§ Task to carry out:
Give only one thing: the number of lines that include the word "icon".

§ Records for processing:
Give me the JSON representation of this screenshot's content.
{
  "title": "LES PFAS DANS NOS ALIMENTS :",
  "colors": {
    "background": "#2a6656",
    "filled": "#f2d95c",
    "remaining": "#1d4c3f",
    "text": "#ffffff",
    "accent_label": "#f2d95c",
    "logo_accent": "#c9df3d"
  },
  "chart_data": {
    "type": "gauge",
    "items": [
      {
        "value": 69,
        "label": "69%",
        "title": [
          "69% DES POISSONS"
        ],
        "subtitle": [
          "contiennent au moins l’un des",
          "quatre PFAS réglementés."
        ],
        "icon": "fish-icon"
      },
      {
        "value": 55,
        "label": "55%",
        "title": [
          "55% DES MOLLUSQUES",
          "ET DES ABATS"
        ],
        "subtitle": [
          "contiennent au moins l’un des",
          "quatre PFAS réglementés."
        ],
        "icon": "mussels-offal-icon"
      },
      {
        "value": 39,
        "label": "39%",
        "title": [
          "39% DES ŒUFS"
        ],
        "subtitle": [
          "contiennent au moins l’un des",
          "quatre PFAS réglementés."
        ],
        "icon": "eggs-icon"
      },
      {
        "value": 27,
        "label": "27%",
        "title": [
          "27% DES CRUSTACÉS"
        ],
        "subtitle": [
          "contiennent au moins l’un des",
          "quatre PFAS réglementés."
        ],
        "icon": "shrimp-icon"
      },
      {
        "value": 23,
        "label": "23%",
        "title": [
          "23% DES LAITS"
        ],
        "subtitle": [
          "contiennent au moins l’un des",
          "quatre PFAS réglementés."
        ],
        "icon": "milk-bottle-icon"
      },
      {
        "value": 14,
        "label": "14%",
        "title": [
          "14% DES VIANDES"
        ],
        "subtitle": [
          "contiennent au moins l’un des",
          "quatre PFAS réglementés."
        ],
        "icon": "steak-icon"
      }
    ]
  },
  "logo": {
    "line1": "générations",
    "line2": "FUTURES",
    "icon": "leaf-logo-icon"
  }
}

§ Response to this task:
7